§ **Stored entries**:

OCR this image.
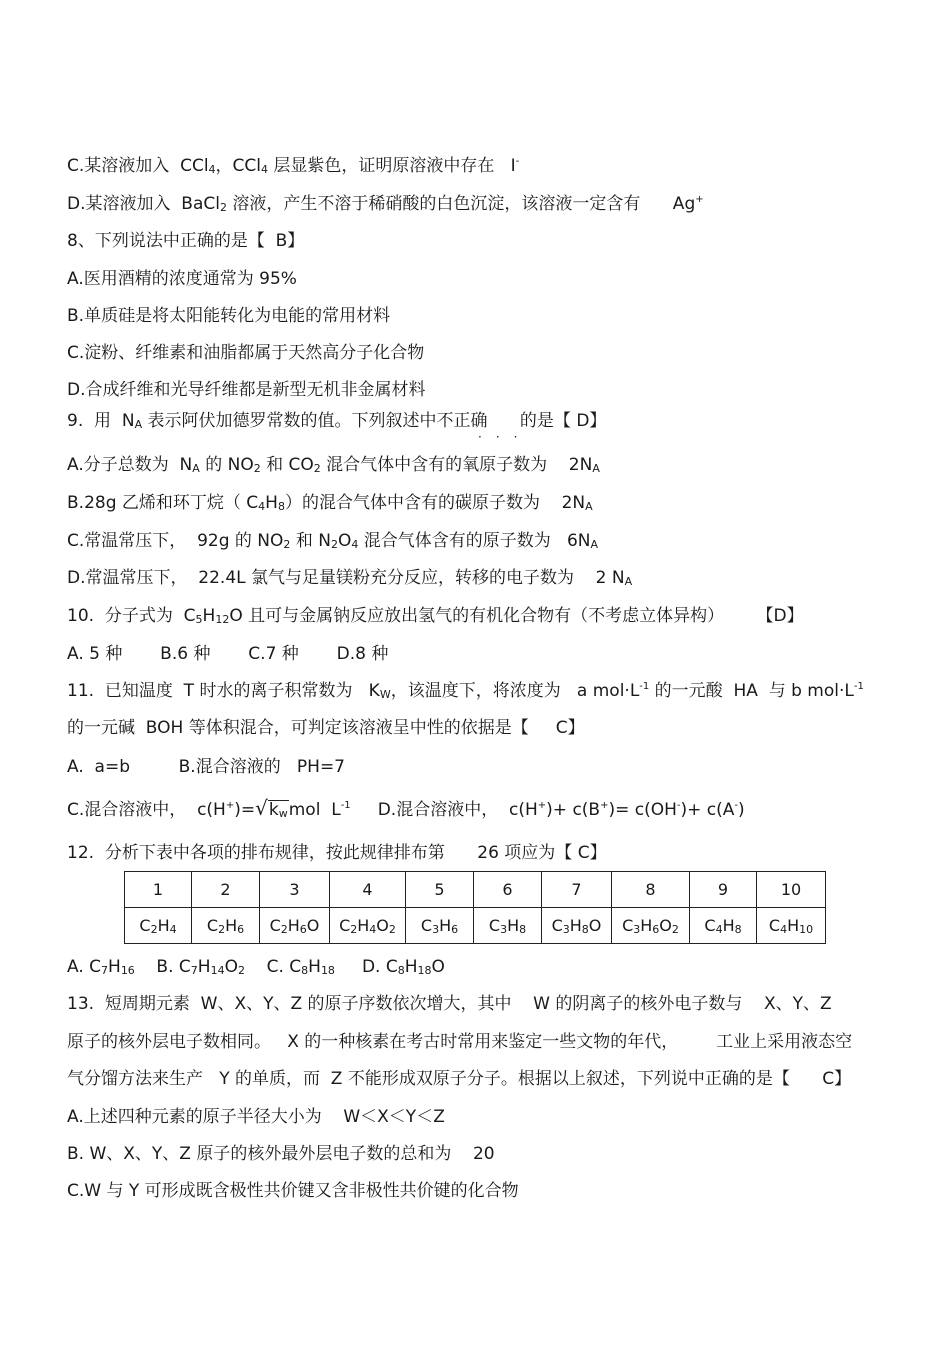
C.某溶液加入  CCl$_4$，CCl$_4$ 层显紫色，证明原溶液中存在   I-
D.某溶液加入  BaCl$_2$ 溶液，产生不溶于稀硝酸的白色沉淀，该溶液一定含有      Ag+
8、下列说法中正确的是【  B】
A.医用酒精的浓度通常为 95%
B.单质硅是将太阳能转化为电能的常用材料
C.淀粉、纤维素和油脂都属于天然高分子化合物
D.合成纤维和光导纤维都是新型无机非金属材料
9.  用  $N_A$ 表示阿伏加德罗常数的值。下列叙述中不正确      的是【 D】
···
A.分子总数为  $N_A$ 的 $NO_2$ 和 $CO_2$ 混合气体中含有的氧原子数为    $2N_A$
B.28g 乙烯和环丁烷（ $C_4H_8$）的混合气体中含有的碳原子数为    $2N_A$
C.常温常压下，  92g 的 $NO_2$ 和 $N_2O_4$ 混合气体含有的原子数为   $6N_A$
D.常温常压下，  22.4L 氯气与足量镁粉充分反应，转移的电子数为    2 $N_A$
10.  分子式为  $C_5H_{12}O$ 且可与金属钠反应放出氢气的有机化合物有（不考虑立体异构）      【D】
A. 5 种       B.6 种       C.7 种       D.8 种
11.  已知温度  T 时水的离子积常数为   $K_W$，该温度下，将浓度为   a $mol\cdot L^{-1}$ 的一元酸  HA  与 b $mol\cdot L^{-1}$
的一元碱  BOH 等体积混合，可判定该溶液呈中性的依据是【     C】
A.  a=b         B.混合溶液的   PH=7
C.混合溶液中，  $c(H^+)=√k_wmol$  $L^{-1}$     D.混合溶液中，  c(H+)+ c(B+)= c(OH-)+ c(A-)
12.  分析下表中各项的排布规律，按此规律排布第      26 项应为【 C】
1	2	3	4	5	6	7	8	9	10
$C_2H_4$	$C_2H_6$	$C_2H_6O$	$C_2H_4O_2$	$C_3H_6$	$C_3H_8$	$C_3H_8O$	$C_3H_6O_2$	$C_4H_8$	$C_4H_{10}$
A. $C_7H_{16}$    B. $C_7H_{14}O_2$    C. $C_8H_{18}$     D. $C_8H_{18}O$
13.  短周期元素  W、X、Y、Z 的原子序数依次增大，其中    W 的阴离子的核外电子数与    X、Y、Z
原子的核外层电子数相同。   X 的一种核素在考古时常用来鉴定一些文物的年代，       工业上采用液态空
气分馏方法来生产   Y 的单质，而  Z 不能形成双原子分子。根据以上叙述，下列说中正确的是【      C】
A.上述四种元素的原子半径大小为    W＜X＜Y＜Z
B. W、X、Y、Z 原子的核外最外层电子数的总和为    20
C.W 与 Y 可形成既含极性共价键又含非极性共价键的化合物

§ **EXERCISE**: Work out how many lines of the data above hold the word "常温常压下", and write only the count.

§ **SOLVED EXERCISE**: 2